## begin

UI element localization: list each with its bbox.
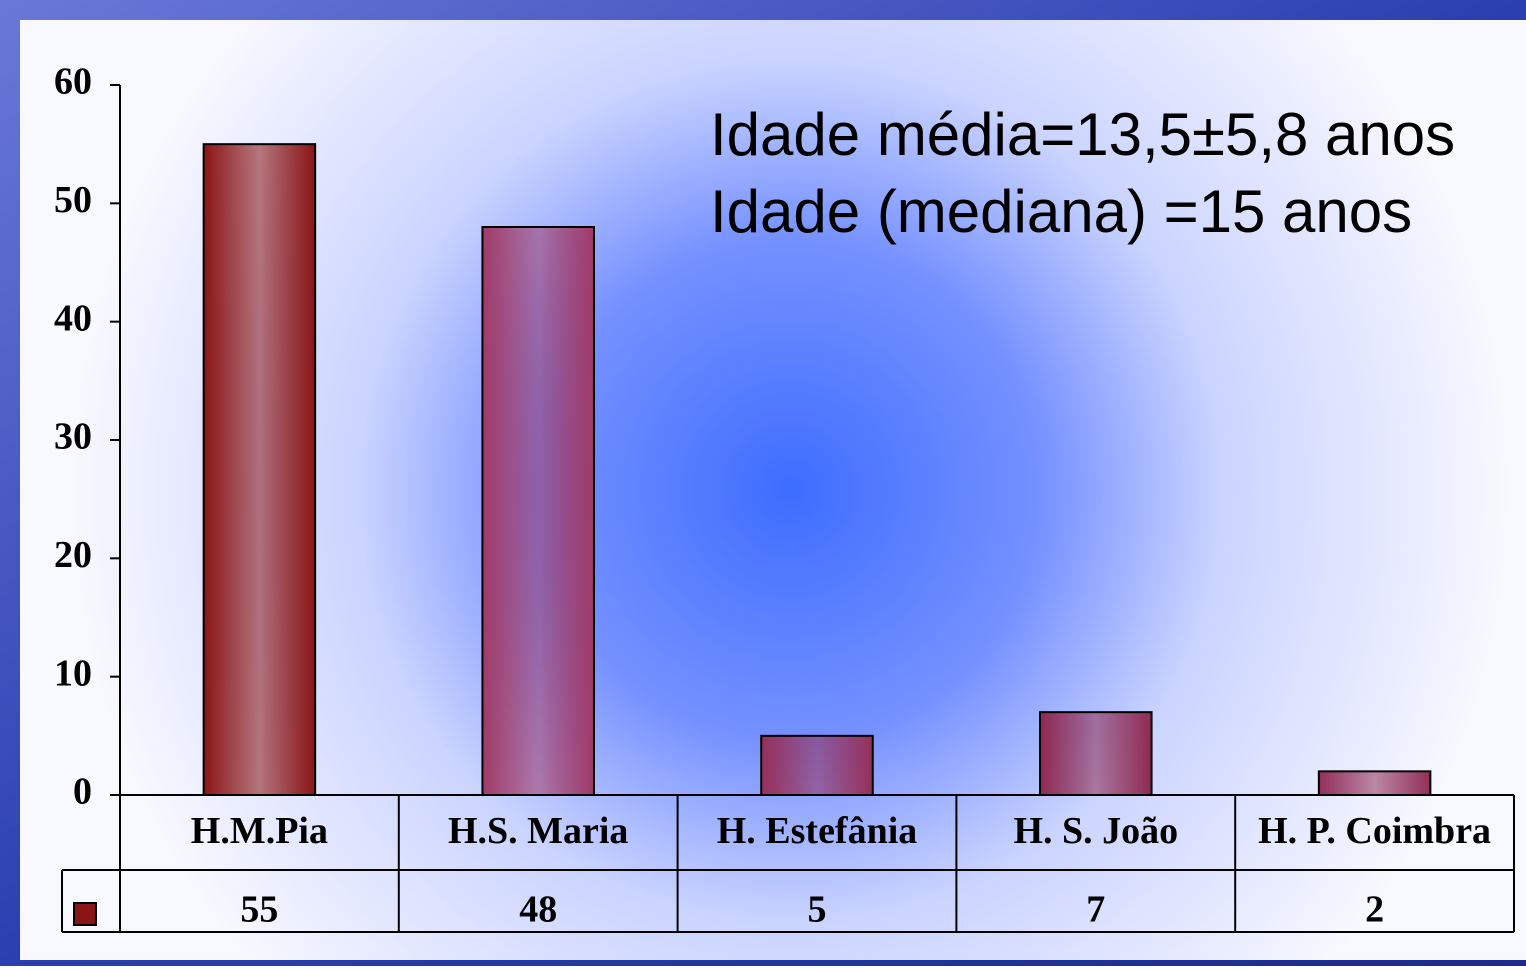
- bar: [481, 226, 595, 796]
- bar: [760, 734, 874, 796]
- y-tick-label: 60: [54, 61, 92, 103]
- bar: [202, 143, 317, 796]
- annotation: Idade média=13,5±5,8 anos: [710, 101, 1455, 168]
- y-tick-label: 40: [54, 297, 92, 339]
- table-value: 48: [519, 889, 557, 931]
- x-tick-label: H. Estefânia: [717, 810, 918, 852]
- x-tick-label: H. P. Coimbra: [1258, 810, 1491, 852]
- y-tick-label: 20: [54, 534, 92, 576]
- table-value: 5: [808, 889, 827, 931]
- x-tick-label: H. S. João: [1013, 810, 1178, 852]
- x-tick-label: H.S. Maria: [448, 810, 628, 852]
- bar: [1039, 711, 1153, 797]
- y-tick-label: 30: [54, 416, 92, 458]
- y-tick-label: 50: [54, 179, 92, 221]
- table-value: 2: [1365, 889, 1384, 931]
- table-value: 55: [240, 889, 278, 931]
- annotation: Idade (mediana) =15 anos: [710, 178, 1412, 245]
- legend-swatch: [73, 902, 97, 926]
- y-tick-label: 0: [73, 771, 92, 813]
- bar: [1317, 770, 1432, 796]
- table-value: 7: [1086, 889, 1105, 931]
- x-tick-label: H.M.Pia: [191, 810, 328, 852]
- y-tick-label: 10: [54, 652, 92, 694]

## end
## begin

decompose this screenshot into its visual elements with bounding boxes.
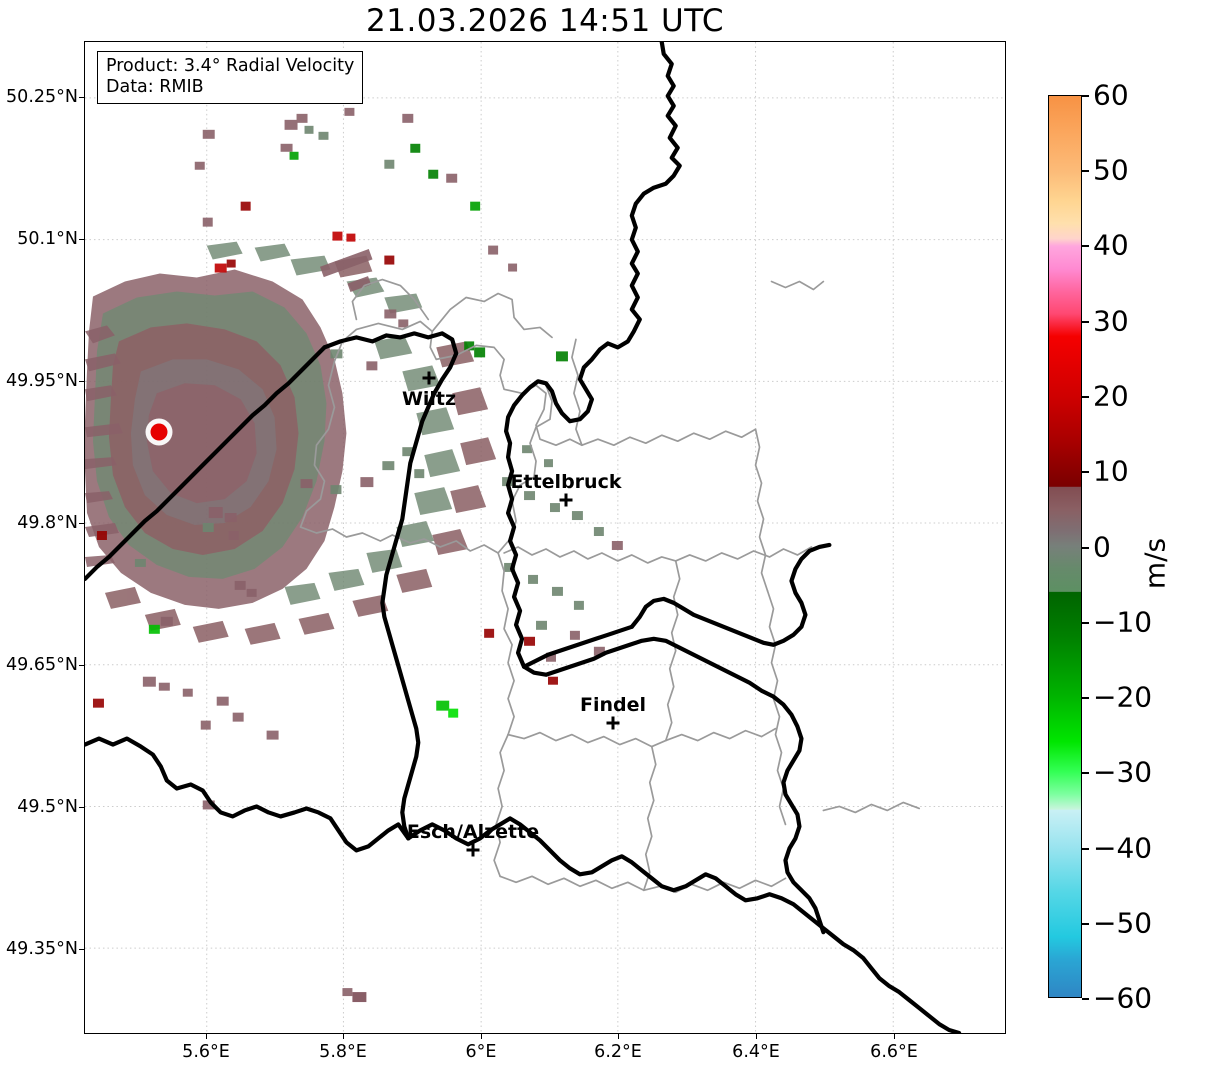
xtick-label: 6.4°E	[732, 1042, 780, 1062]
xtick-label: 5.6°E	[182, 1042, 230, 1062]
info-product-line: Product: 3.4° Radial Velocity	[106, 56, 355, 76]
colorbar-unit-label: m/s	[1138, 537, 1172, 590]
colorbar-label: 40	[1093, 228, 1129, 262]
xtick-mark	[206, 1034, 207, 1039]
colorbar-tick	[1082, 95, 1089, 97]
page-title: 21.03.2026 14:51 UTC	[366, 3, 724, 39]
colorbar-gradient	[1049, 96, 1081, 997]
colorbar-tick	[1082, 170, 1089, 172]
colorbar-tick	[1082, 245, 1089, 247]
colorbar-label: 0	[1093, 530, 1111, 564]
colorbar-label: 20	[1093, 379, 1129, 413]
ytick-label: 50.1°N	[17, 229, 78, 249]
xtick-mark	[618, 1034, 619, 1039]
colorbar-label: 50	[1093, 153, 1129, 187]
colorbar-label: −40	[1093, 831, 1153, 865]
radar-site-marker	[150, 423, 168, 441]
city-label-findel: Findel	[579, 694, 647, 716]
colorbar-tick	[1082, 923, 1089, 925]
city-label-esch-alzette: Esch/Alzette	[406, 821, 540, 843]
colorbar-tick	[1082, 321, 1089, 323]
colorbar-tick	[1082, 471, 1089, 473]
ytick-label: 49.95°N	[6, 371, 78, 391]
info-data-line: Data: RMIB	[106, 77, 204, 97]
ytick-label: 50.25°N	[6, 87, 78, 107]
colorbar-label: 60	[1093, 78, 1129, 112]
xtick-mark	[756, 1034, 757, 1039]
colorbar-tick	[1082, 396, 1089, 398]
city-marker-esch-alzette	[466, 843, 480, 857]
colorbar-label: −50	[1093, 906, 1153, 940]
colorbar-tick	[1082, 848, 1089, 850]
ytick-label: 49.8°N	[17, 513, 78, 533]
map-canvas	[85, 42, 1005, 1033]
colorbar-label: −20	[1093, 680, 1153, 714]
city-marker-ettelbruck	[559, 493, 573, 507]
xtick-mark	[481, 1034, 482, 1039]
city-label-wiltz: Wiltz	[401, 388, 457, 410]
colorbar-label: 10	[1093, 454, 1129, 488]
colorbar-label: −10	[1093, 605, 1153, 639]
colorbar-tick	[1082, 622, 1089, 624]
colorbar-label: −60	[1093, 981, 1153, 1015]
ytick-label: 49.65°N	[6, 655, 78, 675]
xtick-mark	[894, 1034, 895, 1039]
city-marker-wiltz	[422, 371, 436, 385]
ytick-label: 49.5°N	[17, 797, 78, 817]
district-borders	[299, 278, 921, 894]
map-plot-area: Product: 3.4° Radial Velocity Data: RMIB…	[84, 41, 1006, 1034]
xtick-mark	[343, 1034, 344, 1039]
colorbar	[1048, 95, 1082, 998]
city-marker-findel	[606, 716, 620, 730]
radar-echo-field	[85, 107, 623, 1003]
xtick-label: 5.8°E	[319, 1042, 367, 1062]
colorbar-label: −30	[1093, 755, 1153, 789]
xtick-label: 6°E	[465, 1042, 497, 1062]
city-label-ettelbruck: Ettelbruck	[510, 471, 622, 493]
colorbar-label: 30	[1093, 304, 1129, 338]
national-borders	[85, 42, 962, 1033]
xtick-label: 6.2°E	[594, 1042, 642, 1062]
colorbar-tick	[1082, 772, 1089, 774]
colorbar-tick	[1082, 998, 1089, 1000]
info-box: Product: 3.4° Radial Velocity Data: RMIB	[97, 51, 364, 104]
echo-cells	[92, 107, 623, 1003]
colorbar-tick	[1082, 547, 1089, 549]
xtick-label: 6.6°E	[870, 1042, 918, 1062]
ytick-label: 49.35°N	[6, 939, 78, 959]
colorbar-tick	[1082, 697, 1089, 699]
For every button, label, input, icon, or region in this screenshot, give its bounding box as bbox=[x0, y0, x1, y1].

## end

- _What you are asked to do_: Pick out every line in the records above that contains the string "table", and copy each one in full. Case counts, so a match must have the same capital and small letters.

- _Exercise output_:
- table-value: 48: [519, 889, 557, 931]
- table-value: 5: [808, 889, 827, 931]
- table-value: 2: [1365, 889, 1384, 931]
- table-value: 55: [240, 889, 278, 931]
- table-value: 7: [1086, 889, 1105, 931]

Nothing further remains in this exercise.